Search the material below for the string "Fornitura" and extract each line that has it.

### DATA SHOWN

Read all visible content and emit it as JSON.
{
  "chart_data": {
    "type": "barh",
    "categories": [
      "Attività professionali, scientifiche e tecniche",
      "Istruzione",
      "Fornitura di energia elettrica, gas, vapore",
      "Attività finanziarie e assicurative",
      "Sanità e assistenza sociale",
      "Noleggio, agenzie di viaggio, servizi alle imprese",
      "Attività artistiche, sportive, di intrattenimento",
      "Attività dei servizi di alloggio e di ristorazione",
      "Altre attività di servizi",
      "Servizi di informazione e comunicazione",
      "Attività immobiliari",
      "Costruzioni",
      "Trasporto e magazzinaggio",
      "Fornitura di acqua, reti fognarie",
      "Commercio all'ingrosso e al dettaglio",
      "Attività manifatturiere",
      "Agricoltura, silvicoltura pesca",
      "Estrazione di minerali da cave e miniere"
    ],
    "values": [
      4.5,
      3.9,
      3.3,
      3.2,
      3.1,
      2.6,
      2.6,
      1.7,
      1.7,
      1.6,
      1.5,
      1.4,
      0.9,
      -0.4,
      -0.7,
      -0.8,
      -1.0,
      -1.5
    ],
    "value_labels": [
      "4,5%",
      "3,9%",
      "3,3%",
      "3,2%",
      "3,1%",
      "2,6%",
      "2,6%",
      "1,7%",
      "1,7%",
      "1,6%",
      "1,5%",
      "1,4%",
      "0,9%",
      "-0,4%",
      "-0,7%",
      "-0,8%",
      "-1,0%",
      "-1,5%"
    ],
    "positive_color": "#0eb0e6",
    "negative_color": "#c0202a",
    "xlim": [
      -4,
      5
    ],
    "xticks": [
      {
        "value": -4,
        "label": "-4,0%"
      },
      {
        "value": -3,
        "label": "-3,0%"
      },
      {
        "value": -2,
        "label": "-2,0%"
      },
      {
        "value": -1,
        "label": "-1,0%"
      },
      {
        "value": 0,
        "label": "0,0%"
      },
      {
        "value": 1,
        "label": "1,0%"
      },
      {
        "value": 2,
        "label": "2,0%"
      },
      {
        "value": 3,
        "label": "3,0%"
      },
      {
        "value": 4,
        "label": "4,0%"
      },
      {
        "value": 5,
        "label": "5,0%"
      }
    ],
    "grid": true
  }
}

######

(EXERCISE RESPONSE)
      "Fornitura di energia elettrica, gas, vapore",
      "Fornitura di acqua, reti fognarie",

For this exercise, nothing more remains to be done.